#### Exercise directions
Print the entries below in their entirety, exactly as they are written.

##############################

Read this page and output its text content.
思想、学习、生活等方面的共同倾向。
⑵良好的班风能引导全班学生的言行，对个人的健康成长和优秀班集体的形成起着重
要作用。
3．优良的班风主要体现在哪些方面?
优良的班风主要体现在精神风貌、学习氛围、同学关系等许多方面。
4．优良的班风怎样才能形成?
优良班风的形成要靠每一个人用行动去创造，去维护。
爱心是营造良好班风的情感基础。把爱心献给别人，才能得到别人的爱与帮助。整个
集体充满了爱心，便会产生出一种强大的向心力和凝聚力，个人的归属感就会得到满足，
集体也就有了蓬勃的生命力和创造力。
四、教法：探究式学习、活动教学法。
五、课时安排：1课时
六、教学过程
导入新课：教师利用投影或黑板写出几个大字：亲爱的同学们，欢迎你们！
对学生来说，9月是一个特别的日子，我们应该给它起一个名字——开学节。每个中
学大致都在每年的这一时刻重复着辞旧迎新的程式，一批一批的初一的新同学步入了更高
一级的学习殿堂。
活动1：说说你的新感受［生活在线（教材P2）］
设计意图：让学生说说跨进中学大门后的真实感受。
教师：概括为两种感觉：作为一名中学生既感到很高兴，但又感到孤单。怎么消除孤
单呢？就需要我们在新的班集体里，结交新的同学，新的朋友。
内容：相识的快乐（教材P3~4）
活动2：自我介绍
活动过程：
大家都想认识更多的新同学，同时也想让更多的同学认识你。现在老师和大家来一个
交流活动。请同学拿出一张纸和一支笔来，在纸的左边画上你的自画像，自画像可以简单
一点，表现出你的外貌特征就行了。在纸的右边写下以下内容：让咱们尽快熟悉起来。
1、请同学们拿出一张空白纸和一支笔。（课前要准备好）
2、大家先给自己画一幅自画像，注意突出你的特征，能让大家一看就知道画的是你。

##############################

#### The response
Read this page and output its text content.
思想、学习、生活等方面的共同倾向。
⑵良好的班风能引导全班学生的言行，对个人的健康成长和优秀班集体的形成起着重
要作用。
3．优良的班风主要体现在哪些方面?
优良的班风主要体现在精神风貌、学习氛围、同学关系等许多方面。
4．优良的班风怎样才能形成?
优良班风的形成要靠每一个人用行动去创造，去维护。
爱心是营造良好班风的情感基础。把爱心献给别人，才能得到别人的爱与帮助。整个
集体充满了爱心，便会产生出一种强大的向心力和凝聚力，个人的归属感就会得到满足，
集体也就有了蓬勃的生命力和创造力。
四、教法：探究式学习、活动教学法。
五、课时安排：1课时
六、教学过程
导入新课：教师利用投影或黑板写出几个大字：亲爱的同学们，欢迎你们！
对学生来说，9月是一个特别的日子，我们应该给它起一个名字——开学节。每个中
学大致都在每年的这一时刻重复着辞旧迎新的程式，一批一批的初一的新同学步入了更高
一级的学习殿堂。
活动1：说说你的新感受［生活在线（教材P2）］
设计意图：让学生说说跨进中学大门后的真实感受。
教师：概括为两种感觉：作为一名中学生既感到很高兴，但又感到孤单。怎么消除孤
单呢？就需要我们在新的班集体里，结交新的同学，新的朋友。
内容：相识的快乐（教材P3~4）
活动2：自我介绍
活动过程：
大家都想认识更多的新同学，同时也想让更多的同学认识你。现在老师和大家来一个
交流活动。请同学拿出一张纸和一支笔来，在纸的左边画上你的自画像，自画像可以简单
一点，表现出你的外貌特征就行了。在纸的右边写下以下内容：让咱们尽快熟悉起来。
1、请同学们拿出一张空白纸和一支笔。（课前要准备好）
2、大家先给自己画一幅自画像，注意突出你的特征，能让大家一看就知道画的是你。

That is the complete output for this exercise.